## start Data for this exercise
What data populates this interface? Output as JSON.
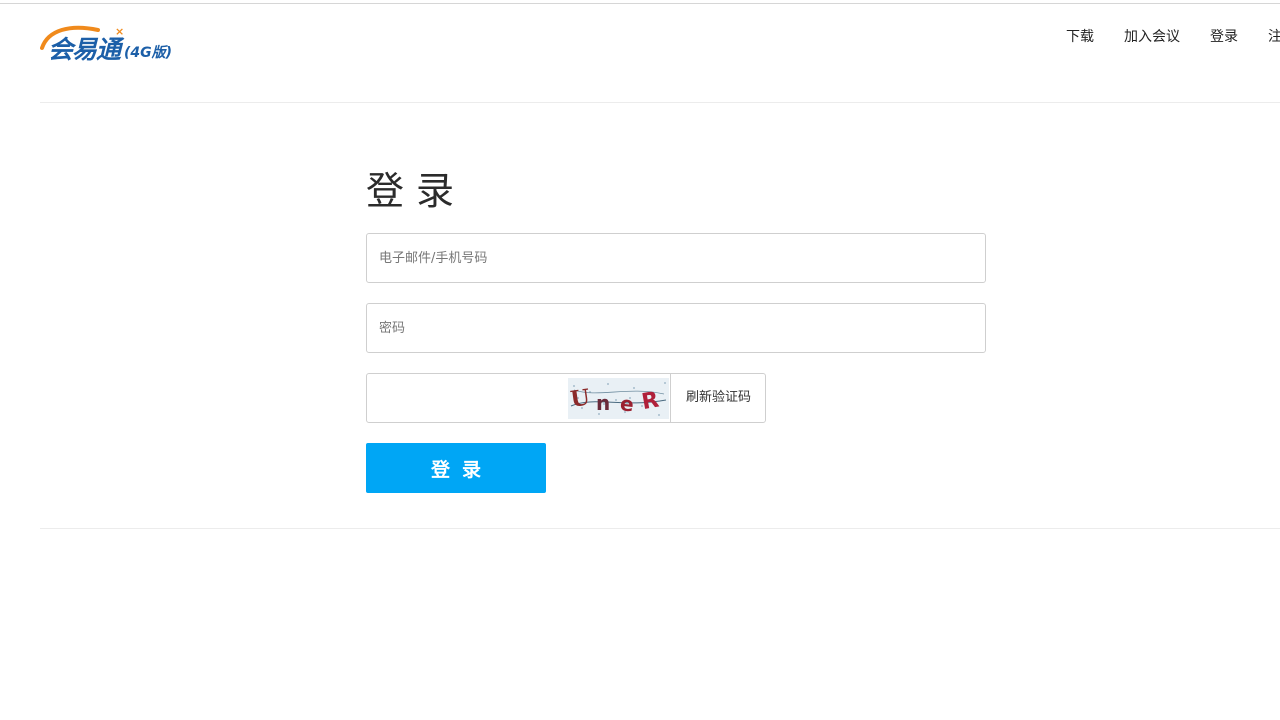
{
  "header": {
    "logo_text": "会易通",
    "logo_sub": "(4G版)",
    "nav": [
      {
        "label": "下载"
      },
      {
        "label": "加入会议"
      },
      {
        "label": "登录"
      },
      {
        "label": "注"
      }
    ]
  },
  "login": {
    "title": "登录",
    "email_placeholder": "电子邮件/手机号码",
    "password_placeholder": "密码",
    "captcha_text": "UneR",
    "refresh_captcha_label": "刷新验证码",
    "submit_label": "登录"
  },
  "colors": {
    "accent": "#00a6f5",
    "logo_blue": "#1c5fa8",
    "logo_orange": "#f08a1c"
  }
}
## end Data for this exercise
Without including any pictures, reproduce the listing exactly.

__Response__:
What data populates this interface? Output as JSON.
{
  "header": {
    "logo_text": "会易通",
    "logo_sub": "(4G版)",
    "nav": [
      {
        "label": "下载"
      },
      {
        "label": "加入会议"
      },
      {
        "label": "登录"
      },
      {
        "label": "注"
      }
    ]
  },
  "login": {
    "title": "登录",
    "email_placeholder": "电子邮件/手机号码",
    "password_placeholder": "密码",
    "captcha_text": "UneR",
    "refresh_captcha_label": "刷新验证码",
    "submit_label": "登录"
  },
  "colors": {
    "accent": "#00a6f5",
    "logo_blue": "#1c5fa8",
    "logo_orange": "#f08a1c"
  }
}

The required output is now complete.